TASK BRIEF: Copy each line below that includes "subratings".

DATA FOR THE TASK:
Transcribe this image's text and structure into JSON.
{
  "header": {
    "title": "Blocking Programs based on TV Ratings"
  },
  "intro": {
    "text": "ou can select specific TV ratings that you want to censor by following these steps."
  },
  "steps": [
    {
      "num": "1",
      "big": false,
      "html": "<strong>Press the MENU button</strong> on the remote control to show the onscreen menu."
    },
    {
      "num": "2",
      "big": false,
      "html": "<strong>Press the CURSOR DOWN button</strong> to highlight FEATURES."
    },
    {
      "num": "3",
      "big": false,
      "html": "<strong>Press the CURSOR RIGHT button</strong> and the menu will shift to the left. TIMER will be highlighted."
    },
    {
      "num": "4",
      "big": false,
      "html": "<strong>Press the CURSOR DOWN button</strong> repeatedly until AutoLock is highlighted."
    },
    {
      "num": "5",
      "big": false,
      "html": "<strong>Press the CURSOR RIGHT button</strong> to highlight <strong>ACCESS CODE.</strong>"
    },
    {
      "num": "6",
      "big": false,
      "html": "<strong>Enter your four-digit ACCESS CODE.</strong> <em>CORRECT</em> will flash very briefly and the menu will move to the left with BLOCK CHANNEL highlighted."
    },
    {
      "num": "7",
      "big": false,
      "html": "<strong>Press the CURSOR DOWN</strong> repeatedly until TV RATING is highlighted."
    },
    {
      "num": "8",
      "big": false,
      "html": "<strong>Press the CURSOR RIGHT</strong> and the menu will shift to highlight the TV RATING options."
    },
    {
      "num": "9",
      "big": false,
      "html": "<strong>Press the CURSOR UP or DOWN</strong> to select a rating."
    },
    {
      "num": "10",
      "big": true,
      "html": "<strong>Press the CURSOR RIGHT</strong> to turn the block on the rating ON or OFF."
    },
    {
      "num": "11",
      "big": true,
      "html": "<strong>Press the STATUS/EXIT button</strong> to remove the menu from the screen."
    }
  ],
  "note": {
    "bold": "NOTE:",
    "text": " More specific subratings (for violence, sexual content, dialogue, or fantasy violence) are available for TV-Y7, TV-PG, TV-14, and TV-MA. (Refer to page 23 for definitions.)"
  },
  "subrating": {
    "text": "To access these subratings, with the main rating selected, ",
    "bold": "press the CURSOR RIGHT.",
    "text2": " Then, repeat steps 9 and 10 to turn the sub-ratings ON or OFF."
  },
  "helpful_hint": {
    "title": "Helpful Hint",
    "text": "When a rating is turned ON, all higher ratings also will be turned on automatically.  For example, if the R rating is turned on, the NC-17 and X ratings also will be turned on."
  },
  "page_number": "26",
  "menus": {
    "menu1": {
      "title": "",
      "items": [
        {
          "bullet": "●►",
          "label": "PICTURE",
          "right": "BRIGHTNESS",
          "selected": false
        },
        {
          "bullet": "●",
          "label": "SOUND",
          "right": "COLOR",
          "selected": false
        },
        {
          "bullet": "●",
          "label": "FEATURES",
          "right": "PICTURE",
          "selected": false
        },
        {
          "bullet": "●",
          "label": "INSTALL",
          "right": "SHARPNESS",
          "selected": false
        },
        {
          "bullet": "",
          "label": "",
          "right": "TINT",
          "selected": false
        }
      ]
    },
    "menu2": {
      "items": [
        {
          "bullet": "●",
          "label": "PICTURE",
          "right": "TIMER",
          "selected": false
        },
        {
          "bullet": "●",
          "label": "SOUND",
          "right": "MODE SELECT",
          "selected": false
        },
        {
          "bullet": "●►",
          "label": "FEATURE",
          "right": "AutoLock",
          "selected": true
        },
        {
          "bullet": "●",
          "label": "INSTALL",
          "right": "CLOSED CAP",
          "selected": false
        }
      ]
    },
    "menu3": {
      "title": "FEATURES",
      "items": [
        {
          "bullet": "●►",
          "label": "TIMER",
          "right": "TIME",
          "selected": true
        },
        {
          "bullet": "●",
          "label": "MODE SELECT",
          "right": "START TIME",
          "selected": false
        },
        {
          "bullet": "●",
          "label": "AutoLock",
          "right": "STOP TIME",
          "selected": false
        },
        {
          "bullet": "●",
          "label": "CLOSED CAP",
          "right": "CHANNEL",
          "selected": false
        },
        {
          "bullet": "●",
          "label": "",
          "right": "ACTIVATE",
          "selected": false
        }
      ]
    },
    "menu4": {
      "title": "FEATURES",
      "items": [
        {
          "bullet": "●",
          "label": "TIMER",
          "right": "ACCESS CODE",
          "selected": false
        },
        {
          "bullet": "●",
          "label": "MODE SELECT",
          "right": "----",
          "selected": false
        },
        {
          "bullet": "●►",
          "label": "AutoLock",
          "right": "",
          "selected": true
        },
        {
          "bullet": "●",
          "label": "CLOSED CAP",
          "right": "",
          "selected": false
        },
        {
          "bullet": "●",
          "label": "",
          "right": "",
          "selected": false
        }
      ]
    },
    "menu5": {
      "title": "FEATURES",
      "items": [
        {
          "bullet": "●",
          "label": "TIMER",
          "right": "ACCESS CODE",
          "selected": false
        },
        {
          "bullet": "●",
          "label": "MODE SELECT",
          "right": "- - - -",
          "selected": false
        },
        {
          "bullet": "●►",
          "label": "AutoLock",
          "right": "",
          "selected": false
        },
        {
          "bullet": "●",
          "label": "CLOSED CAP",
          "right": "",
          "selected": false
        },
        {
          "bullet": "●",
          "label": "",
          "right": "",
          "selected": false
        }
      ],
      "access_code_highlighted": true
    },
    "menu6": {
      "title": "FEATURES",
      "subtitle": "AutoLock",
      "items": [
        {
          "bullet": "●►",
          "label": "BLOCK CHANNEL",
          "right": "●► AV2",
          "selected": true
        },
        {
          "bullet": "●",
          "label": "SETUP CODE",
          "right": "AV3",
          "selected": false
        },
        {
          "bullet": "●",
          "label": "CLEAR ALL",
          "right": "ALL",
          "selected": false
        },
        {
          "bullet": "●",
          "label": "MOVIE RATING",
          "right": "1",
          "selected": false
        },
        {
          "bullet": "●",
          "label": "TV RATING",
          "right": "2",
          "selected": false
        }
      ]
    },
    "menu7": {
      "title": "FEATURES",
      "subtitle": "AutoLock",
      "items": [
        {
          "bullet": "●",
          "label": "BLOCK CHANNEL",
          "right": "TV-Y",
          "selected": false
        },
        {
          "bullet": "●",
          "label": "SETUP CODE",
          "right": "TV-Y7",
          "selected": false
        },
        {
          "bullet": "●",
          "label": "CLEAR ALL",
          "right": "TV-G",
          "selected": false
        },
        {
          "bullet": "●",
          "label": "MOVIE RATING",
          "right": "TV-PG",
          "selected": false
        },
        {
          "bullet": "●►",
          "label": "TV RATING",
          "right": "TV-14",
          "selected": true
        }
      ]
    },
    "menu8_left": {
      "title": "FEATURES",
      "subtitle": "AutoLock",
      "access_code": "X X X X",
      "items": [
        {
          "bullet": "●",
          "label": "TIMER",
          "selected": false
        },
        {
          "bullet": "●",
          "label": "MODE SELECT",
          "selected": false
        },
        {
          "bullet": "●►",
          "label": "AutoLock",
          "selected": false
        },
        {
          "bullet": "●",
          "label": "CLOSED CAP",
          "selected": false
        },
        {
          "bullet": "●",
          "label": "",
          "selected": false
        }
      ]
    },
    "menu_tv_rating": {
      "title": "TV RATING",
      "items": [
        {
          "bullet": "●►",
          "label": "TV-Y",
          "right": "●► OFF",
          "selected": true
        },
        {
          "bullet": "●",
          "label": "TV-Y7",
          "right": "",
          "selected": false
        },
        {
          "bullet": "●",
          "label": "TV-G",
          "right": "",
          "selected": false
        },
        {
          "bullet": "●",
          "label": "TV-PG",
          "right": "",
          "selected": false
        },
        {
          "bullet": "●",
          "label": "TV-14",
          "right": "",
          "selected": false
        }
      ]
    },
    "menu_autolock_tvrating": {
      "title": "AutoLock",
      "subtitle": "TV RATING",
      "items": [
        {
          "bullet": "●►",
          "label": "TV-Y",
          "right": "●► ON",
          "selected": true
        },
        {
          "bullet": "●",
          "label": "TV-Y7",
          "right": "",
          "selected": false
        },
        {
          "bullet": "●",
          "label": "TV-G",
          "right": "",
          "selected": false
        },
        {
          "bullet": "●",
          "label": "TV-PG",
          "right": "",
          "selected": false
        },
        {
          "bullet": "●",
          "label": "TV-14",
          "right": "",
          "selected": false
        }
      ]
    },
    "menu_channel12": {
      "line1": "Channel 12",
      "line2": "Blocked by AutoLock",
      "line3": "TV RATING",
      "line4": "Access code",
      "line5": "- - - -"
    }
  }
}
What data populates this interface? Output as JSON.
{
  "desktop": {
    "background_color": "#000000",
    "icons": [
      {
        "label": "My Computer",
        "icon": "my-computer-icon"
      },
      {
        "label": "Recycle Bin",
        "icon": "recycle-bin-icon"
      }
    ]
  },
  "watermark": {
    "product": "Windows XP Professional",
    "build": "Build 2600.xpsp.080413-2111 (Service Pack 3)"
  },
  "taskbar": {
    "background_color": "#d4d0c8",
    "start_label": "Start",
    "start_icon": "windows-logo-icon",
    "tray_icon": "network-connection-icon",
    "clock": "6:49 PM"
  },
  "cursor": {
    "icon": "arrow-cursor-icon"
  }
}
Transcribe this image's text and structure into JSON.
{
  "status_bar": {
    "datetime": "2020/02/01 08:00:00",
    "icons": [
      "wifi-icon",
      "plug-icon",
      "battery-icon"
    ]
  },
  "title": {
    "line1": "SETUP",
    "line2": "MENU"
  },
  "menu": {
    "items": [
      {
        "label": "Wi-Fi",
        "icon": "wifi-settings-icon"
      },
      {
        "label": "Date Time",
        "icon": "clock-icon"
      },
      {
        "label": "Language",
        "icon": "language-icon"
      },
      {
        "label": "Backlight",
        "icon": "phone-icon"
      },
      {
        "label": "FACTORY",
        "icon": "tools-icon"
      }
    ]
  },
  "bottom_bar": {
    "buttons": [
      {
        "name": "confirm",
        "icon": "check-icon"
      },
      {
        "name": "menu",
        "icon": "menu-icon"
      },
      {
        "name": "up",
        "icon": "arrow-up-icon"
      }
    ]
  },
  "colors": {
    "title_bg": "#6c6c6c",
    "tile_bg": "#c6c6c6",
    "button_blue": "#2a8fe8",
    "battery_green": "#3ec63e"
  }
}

ANSWER IN FULL:
    "text": " More specific subratings (for violence, sexual content, dialogue, or fantasy violence) are available for TV-Y7, TV-PG, TV-14, and TV-MA. (Refer to page 23 for definitions.)"
    "text": "To access these subratings, with the main rating selected, ",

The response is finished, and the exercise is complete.